From the entries below, report how many lines contain the string "xlabel". Give only that number.

---------- Data in this exercise ----------

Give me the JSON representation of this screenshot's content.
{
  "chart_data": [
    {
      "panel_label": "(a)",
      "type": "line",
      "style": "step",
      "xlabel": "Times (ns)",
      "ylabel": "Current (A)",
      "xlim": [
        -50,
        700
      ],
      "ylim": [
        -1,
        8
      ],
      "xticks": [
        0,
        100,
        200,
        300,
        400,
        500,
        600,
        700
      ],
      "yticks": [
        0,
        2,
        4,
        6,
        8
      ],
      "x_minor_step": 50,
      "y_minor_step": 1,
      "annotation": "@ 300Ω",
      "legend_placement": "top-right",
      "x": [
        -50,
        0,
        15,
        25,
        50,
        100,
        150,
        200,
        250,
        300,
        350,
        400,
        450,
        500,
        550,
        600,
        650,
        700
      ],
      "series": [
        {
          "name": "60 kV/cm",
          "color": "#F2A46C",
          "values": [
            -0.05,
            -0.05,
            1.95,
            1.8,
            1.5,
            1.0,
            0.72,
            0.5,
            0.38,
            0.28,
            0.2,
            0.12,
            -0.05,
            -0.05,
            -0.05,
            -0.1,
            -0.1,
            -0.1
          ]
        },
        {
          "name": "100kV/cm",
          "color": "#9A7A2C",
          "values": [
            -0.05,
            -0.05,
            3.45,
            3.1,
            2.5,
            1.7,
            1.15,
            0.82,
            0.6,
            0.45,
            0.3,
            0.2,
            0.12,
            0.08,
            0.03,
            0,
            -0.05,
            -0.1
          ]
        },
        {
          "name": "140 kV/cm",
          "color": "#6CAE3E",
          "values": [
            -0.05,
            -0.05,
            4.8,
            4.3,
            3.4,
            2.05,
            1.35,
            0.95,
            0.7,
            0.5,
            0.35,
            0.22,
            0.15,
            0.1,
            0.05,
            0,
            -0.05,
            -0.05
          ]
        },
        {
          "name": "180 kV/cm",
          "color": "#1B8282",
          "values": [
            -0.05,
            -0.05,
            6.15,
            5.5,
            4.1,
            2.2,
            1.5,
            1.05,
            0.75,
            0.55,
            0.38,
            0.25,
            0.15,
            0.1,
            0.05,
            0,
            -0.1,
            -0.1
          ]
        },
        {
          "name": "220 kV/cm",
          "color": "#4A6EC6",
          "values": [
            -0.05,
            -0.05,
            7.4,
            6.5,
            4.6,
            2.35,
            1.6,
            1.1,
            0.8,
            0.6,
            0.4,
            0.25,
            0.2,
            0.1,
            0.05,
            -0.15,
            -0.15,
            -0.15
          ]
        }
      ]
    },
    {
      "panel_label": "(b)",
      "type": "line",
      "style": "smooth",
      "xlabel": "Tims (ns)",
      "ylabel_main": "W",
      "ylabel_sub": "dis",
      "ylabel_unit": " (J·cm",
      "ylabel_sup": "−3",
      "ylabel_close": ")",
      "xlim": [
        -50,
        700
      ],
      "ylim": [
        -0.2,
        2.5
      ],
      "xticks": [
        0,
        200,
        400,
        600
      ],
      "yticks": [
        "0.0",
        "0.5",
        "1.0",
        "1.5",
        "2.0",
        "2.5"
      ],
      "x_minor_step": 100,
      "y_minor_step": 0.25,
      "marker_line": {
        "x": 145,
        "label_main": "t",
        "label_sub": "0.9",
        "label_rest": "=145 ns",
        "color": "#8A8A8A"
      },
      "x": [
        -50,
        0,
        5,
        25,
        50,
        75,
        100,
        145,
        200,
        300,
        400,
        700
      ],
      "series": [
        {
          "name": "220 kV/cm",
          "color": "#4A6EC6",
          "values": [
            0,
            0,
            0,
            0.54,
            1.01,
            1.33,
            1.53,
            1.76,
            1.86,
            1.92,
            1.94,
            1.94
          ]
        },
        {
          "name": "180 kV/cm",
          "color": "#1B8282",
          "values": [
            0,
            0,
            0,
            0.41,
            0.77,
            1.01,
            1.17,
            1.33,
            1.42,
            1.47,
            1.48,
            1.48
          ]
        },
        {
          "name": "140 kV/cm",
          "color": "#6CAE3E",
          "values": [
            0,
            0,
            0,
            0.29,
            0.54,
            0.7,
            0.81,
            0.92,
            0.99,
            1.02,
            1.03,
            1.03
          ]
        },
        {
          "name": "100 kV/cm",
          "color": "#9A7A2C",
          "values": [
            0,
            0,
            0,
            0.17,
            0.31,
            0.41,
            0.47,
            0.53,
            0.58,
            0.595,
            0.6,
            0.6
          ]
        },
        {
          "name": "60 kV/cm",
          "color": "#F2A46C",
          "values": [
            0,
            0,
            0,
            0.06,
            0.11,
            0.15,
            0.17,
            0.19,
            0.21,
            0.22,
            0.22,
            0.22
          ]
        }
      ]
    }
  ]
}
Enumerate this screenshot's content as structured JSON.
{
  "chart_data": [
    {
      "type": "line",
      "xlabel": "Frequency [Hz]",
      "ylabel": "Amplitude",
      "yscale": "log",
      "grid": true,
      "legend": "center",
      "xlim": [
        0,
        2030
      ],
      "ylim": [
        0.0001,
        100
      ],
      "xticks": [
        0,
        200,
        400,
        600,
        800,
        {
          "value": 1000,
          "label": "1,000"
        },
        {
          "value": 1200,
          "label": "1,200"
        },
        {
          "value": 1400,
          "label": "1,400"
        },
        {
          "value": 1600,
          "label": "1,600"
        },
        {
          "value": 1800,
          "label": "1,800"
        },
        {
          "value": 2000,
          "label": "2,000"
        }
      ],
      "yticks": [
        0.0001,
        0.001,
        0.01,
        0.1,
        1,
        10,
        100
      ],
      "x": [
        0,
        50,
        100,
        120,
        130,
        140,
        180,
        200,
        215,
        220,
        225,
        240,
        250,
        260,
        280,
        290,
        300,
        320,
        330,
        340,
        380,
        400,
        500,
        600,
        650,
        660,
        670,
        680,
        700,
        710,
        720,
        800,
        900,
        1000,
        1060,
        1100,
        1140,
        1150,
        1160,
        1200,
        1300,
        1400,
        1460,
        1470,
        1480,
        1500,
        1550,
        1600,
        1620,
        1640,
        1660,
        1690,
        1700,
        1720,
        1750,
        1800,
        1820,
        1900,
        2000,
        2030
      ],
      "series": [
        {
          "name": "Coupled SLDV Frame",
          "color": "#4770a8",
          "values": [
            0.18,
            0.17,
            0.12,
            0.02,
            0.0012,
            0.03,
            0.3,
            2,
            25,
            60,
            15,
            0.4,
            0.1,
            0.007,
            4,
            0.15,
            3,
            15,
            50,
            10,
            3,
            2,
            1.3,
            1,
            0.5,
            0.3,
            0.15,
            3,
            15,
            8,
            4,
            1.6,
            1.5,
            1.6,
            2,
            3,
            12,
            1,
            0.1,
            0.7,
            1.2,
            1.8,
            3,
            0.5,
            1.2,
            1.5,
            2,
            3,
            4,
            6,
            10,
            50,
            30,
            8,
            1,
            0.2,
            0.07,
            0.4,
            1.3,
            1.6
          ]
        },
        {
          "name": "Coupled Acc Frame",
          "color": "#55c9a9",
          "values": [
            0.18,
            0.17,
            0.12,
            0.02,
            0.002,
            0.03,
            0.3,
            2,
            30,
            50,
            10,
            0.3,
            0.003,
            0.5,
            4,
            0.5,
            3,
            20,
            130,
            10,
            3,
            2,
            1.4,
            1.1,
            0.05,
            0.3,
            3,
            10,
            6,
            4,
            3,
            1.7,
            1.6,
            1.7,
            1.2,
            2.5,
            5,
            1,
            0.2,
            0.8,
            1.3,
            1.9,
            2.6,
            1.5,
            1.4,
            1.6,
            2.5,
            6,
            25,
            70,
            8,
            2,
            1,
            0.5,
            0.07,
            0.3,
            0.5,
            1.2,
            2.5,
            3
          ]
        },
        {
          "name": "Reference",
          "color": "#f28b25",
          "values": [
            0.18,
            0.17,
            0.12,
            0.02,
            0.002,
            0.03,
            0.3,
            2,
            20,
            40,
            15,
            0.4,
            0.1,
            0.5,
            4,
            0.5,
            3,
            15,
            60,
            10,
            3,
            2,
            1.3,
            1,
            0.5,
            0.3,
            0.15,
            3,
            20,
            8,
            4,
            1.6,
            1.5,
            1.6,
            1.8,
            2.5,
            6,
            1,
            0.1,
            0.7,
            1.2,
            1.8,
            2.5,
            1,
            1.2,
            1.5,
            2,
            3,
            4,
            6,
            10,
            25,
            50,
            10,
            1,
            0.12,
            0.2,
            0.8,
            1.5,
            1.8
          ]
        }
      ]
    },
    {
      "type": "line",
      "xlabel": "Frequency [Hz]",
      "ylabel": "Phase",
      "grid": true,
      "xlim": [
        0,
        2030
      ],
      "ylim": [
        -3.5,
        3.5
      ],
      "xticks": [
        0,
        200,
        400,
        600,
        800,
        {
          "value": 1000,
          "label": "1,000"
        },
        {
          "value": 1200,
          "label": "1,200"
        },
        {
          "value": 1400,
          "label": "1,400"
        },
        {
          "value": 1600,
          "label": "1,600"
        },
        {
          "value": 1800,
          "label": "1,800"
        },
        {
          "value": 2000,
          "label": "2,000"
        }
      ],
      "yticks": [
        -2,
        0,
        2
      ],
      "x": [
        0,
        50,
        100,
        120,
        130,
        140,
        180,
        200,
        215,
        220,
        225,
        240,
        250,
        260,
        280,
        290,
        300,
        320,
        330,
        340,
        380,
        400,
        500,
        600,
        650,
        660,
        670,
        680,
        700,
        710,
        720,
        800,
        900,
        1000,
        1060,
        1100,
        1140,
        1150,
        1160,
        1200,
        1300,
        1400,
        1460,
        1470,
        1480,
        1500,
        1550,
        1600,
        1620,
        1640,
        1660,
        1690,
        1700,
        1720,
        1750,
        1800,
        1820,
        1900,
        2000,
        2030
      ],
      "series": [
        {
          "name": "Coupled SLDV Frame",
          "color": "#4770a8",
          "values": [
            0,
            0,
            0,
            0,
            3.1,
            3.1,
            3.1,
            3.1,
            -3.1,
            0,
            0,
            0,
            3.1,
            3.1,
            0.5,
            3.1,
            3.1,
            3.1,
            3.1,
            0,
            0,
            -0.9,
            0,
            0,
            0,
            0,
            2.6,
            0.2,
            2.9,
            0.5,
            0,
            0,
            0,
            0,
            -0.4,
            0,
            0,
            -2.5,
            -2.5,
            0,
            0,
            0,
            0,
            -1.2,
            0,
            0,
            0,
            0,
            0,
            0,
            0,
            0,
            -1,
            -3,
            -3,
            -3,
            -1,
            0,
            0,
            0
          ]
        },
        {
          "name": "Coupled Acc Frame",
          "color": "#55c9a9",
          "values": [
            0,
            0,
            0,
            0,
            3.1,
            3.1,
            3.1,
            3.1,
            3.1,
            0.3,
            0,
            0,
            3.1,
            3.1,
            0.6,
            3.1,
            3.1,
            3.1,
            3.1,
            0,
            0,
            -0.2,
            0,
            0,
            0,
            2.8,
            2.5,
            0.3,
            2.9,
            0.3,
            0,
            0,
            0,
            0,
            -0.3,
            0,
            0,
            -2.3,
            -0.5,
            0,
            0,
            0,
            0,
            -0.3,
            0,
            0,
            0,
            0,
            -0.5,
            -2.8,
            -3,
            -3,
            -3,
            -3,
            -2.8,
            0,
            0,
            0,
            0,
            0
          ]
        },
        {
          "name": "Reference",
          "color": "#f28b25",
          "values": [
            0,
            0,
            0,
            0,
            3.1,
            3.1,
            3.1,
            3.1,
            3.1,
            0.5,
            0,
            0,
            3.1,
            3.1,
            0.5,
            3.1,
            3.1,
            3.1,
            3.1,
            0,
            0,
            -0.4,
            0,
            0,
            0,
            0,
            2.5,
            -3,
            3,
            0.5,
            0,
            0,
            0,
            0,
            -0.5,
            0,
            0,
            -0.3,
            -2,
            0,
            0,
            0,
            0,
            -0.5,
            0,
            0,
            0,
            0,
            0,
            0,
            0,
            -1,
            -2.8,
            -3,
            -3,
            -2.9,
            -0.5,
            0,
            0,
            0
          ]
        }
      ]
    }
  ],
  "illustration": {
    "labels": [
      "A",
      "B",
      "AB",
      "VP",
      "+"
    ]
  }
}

----------

Reply.
4